Read through the entries below and return each line with the word "DISTINCT".

▼

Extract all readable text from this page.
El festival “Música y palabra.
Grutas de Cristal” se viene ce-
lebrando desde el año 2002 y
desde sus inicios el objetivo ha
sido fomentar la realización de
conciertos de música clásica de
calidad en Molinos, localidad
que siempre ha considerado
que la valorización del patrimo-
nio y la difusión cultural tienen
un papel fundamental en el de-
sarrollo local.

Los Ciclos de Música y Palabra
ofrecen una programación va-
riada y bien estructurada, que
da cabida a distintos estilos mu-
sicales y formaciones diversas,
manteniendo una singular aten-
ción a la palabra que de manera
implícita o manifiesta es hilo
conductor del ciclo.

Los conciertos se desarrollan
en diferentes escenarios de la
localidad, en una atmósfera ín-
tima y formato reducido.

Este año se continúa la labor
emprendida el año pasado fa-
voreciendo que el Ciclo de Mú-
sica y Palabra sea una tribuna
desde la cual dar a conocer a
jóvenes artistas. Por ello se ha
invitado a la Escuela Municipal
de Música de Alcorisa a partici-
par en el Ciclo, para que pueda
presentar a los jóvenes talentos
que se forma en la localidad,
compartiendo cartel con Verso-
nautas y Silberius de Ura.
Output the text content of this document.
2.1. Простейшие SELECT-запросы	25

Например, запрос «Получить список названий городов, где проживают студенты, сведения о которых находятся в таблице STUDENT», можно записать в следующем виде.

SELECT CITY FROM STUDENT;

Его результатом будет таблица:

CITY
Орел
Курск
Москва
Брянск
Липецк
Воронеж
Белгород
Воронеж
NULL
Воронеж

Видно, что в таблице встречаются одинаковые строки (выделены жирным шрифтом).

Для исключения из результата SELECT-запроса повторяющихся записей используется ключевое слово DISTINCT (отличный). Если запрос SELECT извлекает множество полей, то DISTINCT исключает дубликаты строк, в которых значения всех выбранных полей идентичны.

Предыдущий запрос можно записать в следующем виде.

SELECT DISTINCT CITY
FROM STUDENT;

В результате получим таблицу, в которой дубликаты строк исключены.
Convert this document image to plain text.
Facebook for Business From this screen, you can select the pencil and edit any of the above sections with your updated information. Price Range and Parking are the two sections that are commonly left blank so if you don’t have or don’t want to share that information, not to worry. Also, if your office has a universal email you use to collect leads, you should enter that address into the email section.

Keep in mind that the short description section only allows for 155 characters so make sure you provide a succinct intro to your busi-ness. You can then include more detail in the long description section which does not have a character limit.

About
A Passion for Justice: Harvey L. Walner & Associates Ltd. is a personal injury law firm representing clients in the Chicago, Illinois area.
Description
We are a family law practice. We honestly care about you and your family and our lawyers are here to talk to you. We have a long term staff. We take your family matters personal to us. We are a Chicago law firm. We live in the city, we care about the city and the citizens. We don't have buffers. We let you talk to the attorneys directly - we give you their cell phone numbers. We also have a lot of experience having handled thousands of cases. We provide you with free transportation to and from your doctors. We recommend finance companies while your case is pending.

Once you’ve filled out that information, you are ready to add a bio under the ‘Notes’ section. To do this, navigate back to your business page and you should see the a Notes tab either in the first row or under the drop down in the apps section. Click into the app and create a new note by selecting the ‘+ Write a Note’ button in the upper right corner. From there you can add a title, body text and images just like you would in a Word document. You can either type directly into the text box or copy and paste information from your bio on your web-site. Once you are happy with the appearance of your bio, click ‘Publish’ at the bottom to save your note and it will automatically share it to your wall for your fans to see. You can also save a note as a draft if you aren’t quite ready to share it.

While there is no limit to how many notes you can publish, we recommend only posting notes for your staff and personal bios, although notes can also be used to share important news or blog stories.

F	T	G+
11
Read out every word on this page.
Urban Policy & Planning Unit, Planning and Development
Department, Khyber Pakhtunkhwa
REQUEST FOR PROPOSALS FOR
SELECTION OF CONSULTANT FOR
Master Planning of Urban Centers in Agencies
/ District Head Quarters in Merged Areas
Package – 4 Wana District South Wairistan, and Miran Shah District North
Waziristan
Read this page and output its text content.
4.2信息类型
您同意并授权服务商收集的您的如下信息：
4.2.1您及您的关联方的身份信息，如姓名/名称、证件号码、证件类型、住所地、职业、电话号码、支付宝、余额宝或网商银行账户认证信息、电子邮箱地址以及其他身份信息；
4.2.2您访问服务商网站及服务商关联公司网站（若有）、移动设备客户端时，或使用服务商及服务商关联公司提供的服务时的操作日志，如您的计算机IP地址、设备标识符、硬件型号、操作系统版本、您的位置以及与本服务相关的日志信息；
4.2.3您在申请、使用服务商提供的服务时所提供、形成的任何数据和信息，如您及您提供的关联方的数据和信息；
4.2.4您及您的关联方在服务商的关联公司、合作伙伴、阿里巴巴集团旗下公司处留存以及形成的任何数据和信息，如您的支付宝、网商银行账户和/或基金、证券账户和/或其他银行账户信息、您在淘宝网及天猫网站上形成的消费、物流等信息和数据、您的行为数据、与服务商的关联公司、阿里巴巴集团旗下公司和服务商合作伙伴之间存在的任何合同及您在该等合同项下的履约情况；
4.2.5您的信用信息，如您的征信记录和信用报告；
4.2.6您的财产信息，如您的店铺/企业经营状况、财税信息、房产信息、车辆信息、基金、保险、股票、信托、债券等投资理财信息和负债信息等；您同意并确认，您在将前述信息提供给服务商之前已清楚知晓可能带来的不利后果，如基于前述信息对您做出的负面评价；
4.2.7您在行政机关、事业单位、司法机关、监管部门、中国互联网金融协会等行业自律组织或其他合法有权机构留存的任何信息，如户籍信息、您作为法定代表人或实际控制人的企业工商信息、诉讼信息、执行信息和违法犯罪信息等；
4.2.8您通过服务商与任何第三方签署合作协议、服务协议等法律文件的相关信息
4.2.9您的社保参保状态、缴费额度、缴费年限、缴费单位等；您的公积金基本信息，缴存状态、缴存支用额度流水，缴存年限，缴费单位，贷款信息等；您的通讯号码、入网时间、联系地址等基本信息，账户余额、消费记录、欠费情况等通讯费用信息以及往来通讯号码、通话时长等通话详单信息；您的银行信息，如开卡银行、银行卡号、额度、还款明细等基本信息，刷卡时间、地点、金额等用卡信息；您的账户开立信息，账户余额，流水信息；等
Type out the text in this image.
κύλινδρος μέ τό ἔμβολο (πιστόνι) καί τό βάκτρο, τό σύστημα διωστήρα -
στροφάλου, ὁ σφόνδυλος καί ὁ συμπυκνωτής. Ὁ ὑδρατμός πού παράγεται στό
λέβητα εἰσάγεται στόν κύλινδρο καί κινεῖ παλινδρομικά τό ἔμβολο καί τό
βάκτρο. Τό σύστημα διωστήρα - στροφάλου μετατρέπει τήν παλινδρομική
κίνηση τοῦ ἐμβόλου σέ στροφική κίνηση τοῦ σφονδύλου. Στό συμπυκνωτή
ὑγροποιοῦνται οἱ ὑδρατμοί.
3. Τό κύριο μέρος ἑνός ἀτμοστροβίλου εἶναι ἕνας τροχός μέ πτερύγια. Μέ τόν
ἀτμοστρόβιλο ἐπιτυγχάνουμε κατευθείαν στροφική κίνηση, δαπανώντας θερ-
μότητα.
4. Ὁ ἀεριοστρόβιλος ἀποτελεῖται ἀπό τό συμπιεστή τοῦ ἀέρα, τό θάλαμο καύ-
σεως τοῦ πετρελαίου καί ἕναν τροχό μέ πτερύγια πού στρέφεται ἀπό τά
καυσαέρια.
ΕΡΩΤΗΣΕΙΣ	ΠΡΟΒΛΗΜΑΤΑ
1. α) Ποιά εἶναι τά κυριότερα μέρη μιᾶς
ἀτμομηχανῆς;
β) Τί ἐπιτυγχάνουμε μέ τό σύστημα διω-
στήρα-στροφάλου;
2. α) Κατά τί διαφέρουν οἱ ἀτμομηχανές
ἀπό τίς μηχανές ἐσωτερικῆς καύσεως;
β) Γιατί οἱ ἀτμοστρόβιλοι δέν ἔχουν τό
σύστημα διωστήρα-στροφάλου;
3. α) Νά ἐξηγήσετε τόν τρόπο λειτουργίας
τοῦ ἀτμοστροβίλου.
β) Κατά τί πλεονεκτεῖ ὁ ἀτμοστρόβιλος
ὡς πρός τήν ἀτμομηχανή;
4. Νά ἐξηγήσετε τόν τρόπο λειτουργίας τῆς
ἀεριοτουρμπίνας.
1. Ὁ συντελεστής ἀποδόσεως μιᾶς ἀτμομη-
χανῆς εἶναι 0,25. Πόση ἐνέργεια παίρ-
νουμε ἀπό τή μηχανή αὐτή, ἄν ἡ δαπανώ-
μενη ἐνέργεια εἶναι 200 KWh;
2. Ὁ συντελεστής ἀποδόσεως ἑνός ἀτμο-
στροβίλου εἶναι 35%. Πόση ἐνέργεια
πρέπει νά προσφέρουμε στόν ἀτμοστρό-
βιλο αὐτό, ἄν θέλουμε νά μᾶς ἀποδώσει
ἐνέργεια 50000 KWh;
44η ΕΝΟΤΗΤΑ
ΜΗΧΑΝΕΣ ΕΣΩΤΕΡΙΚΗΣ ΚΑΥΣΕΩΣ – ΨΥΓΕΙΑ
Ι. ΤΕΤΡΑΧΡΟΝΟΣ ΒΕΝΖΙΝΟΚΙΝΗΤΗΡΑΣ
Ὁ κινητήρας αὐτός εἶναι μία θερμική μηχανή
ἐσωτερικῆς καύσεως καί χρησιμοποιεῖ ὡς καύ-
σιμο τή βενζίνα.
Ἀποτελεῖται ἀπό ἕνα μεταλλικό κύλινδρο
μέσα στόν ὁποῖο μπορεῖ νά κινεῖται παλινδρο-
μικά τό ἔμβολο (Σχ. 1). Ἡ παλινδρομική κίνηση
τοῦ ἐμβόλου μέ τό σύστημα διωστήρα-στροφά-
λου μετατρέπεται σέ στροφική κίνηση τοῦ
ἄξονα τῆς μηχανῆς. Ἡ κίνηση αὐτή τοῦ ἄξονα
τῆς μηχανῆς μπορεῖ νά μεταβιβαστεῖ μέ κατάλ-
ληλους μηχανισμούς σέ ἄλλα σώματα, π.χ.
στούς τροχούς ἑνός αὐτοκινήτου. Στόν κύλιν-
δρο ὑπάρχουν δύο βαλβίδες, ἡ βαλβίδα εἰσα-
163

▲

* _Problem solution_:
Для исключения из результата SELECT-запроса повторяющихся записей используется ключевое слово DISTINCT (отличный). Если запрос SELECT извлекает множество полей, то DISTINCT исключает дубликаты строк, в которых значения всех выбранных полей идентичны.
SELECT DISTINCT CITY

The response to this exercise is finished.